#### What is needed
Do any lines in the data below contain "Граф"? If so, copy every one of them.

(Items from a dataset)
····················

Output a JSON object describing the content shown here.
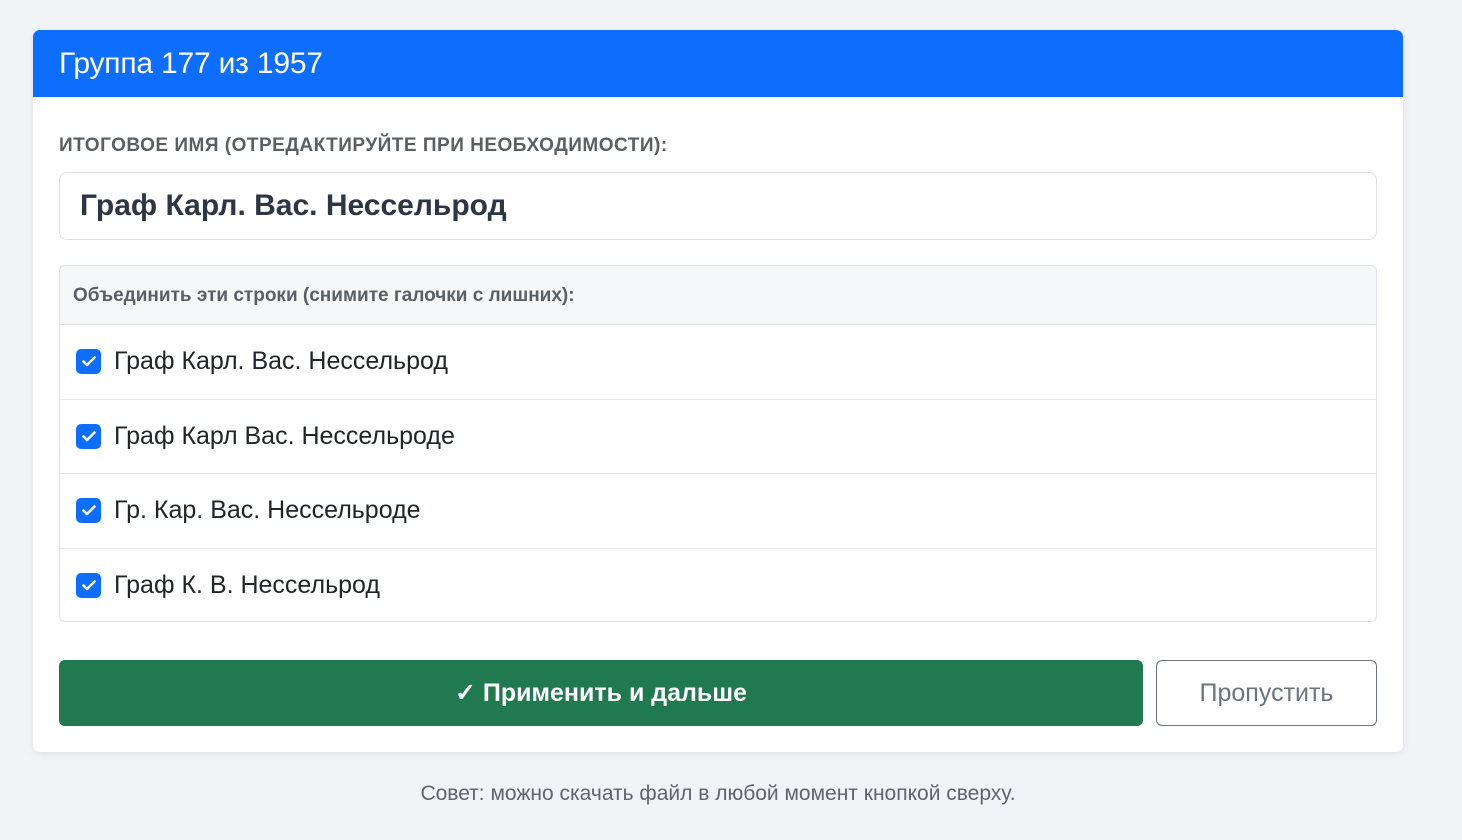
{
  "header": {
    "title": "Группа 177 из 1957"
  },
  "form": {
    "label": "Итоговое имя (отредактируйте при необходимости):",
    "name_value": "Граф Карл. Вас. Нессельрод"
  },
  "merge": {
    "header": "Объединить эти строки (снимите галочки с лишних):",
    "items": [
      {
        "label": "Граф Карл. Вас. Нессельрод",
        "checked": true
      },
      {
        "label": "Граф Карл Вас. Нессельроде",
        "checked": true
      },
      {
        "label": "Гр. Кар. Вас. Нессельроде",
        "checked": true
      },
      {
        "label": "Граф К. В. Нессельрод",
        "checked": true
      }
    ]
  },
  "actions": {
    "apply_check": "✓",
    "apply_label": "Применить и дальше",
    "skip_label": "Пропустить"
  },
  "hint": "Совет: можно скачать файл в любой момент кнопкой сверху.",
  "colors": {
    "primary": "#0d6efd",
    "success": "#217a4f",
    "secondary": "#6c757d"
  }
}
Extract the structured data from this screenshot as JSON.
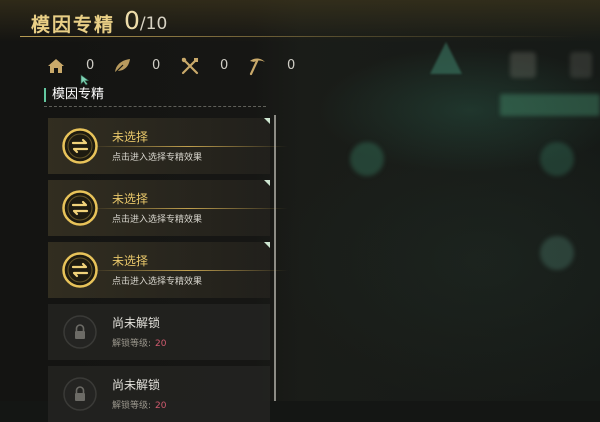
{
  "header": {
    "title": "模因专精",
    "count_current": "0",
    "count_max": "/10"
  },
  "stats": [
    {
      "icon": "house-icon",
      "value": "0"
    },
    {
      "icon": "leaf-icon",
      "value": "0"
    },
    {
      "icon": "tools-icon",
      "value": "0"
    },
    {
      "icon": "pickaxe-icon",
      "value": "0"
    }
  ],
  "section": {
    "title": "模因专精"
  },
  "slots": [
    {
      "state": "unselected",
      "label": "未选择",
      "sub": "点击进入选择专精效果"
    },
    {
      "state": "unselected",
      "label": "未选择",
      "sub": "点击进入选择专精效果"
    },
    {
      "state": "unselected",
      "label": "未选择",
      "sub": "点击进入选择专精效果"
    },
    {
      "state": "locked",
      "label": "尚未解锁",
      "sub": "解锁等级:",
      "level": "20"
    },
    {
      "state": "locked",
      "label": "尚未解锁",
      "sub": "解锁等级:",
      "level": "20"
    }
  ],
  "colors": {
    "accent_gold": "#e8c76a",
    "section_marker": "#63c7a0",
    "lock_level": "#d05a6e"
  }
}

····················

#### Written response
    "name_value": "Граф Карл. Вас. Нессельрод"
        "label": "Граф Карл. Вас. Нессельрод",
        "label": "Граф Карл Вас. Нессельроде",
        "label": "Граф К. В. Нессельрод",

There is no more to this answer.